§ **WHAT IS BEING ASKED**:
Wherever "lordosis" appears in a line, copy that line.

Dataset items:
################

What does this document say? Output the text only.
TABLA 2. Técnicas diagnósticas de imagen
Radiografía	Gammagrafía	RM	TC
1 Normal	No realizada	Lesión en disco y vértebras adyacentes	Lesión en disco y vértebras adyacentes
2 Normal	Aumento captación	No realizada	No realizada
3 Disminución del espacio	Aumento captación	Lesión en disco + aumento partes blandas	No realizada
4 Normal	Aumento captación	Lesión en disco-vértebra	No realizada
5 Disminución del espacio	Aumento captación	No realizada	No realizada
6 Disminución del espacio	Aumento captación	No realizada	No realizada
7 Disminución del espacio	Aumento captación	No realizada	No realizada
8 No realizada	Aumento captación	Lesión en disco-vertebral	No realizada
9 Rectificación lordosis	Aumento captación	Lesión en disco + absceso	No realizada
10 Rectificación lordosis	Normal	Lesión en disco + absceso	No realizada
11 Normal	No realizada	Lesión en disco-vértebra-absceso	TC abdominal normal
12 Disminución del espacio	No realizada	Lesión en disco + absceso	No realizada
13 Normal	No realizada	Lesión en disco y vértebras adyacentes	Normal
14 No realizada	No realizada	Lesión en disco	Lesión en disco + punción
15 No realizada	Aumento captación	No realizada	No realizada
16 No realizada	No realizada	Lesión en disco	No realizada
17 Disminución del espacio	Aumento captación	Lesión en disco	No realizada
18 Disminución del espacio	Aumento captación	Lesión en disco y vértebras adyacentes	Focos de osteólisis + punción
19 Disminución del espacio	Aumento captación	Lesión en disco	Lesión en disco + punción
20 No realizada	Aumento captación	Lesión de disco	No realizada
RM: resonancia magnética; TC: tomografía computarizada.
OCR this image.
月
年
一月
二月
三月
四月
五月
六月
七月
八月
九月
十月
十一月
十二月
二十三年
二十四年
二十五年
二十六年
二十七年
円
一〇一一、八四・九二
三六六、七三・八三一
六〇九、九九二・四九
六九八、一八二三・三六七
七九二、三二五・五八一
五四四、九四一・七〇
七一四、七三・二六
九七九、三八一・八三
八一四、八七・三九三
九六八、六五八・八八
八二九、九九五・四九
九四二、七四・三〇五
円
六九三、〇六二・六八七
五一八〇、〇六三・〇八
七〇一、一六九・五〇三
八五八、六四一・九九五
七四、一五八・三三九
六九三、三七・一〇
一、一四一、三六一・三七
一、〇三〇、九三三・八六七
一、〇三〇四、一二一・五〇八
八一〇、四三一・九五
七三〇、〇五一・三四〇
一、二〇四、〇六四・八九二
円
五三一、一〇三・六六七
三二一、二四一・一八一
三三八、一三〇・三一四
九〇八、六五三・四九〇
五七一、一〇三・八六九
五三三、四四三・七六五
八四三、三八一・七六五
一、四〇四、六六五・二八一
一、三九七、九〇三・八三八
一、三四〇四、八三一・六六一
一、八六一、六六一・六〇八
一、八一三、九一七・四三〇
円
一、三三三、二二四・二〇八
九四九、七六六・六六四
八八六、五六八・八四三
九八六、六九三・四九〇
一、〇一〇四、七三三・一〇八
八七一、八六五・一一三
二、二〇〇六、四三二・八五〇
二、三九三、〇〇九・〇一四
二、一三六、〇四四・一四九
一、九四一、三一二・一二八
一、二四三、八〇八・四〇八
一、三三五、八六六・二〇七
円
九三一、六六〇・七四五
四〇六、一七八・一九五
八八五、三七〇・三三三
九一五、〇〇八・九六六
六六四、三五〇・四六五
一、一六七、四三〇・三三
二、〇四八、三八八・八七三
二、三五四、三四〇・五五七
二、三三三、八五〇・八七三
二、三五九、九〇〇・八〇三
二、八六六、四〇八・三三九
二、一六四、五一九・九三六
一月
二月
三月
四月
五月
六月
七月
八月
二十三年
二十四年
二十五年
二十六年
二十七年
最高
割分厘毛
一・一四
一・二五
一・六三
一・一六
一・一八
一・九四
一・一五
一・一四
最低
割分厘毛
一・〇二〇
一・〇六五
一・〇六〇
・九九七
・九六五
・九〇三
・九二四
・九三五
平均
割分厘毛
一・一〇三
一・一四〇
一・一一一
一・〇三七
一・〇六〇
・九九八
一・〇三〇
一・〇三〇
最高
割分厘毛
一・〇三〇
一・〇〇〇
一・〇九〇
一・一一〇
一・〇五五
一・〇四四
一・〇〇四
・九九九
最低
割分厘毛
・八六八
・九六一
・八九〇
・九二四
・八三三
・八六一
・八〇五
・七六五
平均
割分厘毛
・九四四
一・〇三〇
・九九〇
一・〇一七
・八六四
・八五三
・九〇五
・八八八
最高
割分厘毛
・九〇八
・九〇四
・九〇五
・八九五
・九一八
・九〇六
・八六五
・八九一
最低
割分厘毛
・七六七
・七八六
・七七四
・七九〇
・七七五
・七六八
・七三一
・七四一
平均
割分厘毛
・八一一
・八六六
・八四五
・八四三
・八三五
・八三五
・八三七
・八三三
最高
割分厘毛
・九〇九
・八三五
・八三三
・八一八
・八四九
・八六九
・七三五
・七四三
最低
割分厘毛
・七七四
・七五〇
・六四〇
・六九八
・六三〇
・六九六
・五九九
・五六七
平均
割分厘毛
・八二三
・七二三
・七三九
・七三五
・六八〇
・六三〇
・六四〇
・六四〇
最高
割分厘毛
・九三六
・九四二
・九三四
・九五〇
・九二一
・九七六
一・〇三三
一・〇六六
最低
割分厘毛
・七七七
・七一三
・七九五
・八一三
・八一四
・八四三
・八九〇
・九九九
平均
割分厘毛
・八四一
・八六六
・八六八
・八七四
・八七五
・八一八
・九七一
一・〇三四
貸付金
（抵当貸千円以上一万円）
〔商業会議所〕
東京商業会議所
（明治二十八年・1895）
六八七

################

§ **SOLUTION TO THIS TASK**:
9 Rectificación lordosis	Aumento captación	Lesión en disco + absceso	No realizada
10 Rectificación lordosis	Normal	Lesión en disco + absceso	No realizada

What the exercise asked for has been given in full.